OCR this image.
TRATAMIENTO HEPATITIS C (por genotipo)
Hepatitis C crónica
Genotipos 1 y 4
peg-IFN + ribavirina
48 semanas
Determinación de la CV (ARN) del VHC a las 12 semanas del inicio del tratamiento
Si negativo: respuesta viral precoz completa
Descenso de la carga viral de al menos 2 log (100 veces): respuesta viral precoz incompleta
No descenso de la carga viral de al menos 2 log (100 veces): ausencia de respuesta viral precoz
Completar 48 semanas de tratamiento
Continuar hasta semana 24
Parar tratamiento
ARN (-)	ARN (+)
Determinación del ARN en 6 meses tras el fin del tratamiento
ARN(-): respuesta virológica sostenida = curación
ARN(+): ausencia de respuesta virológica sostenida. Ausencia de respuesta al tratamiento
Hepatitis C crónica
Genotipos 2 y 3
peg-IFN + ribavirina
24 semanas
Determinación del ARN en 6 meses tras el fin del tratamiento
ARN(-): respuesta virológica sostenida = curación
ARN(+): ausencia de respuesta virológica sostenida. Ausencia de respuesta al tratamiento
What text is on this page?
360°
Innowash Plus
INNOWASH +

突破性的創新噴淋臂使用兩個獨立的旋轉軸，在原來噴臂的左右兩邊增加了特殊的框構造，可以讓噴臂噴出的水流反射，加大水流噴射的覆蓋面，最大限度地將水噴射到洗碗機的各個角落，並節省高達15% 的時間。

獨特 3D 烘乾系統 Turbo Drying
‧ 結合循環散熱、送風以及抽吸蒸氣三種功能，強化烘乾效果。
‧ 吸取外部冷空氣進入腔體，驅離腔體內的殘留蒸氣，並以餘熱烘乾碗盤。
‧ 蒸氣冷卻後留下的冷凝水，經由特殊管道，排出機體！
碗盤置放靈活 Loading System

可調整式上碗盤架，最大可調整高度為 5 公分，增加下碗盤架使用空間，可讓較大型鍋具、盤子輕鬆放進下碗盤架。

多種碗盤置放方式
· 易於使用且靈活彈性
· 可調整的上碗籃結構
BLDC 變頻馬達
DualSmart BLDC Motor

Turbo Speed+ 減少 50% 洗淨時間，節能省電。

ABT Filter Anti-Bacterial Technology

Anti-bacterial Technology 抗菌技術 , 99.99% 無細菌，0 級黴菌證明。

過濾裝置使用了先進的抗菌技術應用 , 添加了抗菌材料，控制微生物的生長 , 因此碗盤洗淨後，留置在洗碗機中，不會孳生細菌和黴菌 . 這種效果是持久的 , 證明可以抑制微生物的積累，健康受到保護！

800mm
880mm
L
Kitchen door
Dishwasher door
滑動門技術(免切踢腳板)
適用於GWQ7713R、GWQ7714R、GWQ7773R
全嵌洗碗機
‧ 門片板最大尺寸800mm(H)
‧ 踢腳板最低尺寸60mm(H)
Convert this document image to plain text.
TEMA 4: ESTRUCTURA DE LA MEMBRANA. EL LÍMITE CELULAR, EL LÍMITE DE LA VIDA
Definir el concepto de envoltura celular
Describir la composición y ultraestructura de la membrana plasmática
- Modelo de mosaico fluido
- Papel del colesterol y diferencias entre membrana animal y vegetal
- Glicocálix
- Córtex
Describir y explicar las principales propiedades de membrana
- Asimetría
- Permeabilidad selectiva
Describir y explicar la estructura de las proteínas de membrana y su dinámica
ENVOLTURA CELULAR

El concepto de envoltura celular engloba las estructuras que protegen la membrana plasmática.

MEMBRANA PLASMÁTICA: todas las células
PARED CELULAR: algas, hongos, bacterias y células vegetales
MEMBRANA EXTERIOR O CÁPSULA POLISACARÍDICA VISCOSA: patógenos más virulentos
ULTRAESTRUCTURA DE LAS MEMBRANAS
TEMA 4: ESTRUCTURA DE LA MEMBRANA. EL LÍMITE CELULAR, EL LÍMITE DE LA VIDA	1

******************************

What is expected: Set down only these lines, exactly: the line containing "What text is on this page?" and each line after it, through the end of the listing.

Problem solution:
What text is on this page?
360°
Innowash Plus
INNOWASH +

突破性的創新噴淋臂使用兩個獨立的旋轉軸，在原來噴臂的左右兩邊增加了特殊的框構造，可以讓噴臂噴出的水流反射，加大水流噴射的覆蓋面，最大限度地將水噴射到洗碗機的各個角落，並節省高達15% 的時間。

獨特 3D 烘乾系統 Turbo Drying
‧ 結合循環散熱、送風以及抽吸蒸氣三種功能，強化烘乾效果。
‧ 吸取外部冷空氣進入腔體，驅離腔體內的殘留蒸氣，並以餘熱烘乾碗盤。
‧ 蒸氣冷卻後留下的冷凝水，經由特殊管道，排出機體！
碗盤置放靈活 Loading System

可調整式上碗盤架，最大可調整高度為 5 公分，增加下碗盤架使用空間，可讓較大型鍋具、盤子輕鬆放進下碗盤架。

多種碗盤置放方式
· 易於使用且靈活彈性
· 可調整的上碗籃結構
BLDC 變頻馬達
DualSmart BLDC Motor

Turbo Speed+ 減少 50% 洗淨時間，節能省電。

ABT Filter Anti-Bacterial Technology

Anti-bacterial Technology 抗菌技術 , 99.99% 無細菌，0 級黴菌證明。

過濾裝置使用了先進的抗菌技術應用 , 添加了抗菌材料，控制微生物的生長 , 因此碗盤洗淨後，留置在洗碗機中，不會孳生細菌和黴菌 . 這種效果是持久的 , 證明可以抑制微生物的積累，健康受到保護！

800mm
880mm
L
Kitchen door
Dishwasher door
滑動門技術(免切踢腳板)
適用於GWQ7713R、GWQ7714R、GWQ7773R
全嵌洗碗機
‧ 門片板最大尺寸800mm(H)
‧ 踢腳板最低尺寸60mm(H)
Convert this document image to plain text.
TEMA 4: ESTRUCTURA DE LA MEMBRANA. EL LÍMITE CELULAR, EL LÍMITE DE LA VIDA
Definir el concepto de envoltura celular
Describir la composición y ultraestructura de la membrana plasmática
- Modelo de mosaico fluido
- Papel del colesterol y diferencias entre membrana animal y vegetal
- Glicocálix
- Córtex
Describir y explicar las principales propiedades de membrana
- Asimetría
- Permeabilidad selectiva
Describir y explicar la estructura de las proteínas de membrana y su dinámica
ENVOLTURA CELULAR

El concepto de envoltura celular engloba las estructuras que protegen la membrana plasmática.

MEMBRANA PLASMÁTICA: todas las células
PARED CELULAR: algas, hongos, bacterias y células vegetales
MEMBRANA EXTERIOR O CÁPSULA POLISACARÍDICA VISCOSA: patógenos más virulentos
ULTRAESTRUCTURA DE LAS MEMBRANAS
TEMA 4: ESTRUCTURA DE LA MEMBRANA. EL LÍMITE CELULAR, EL LÍMITE DE LA VIDA	1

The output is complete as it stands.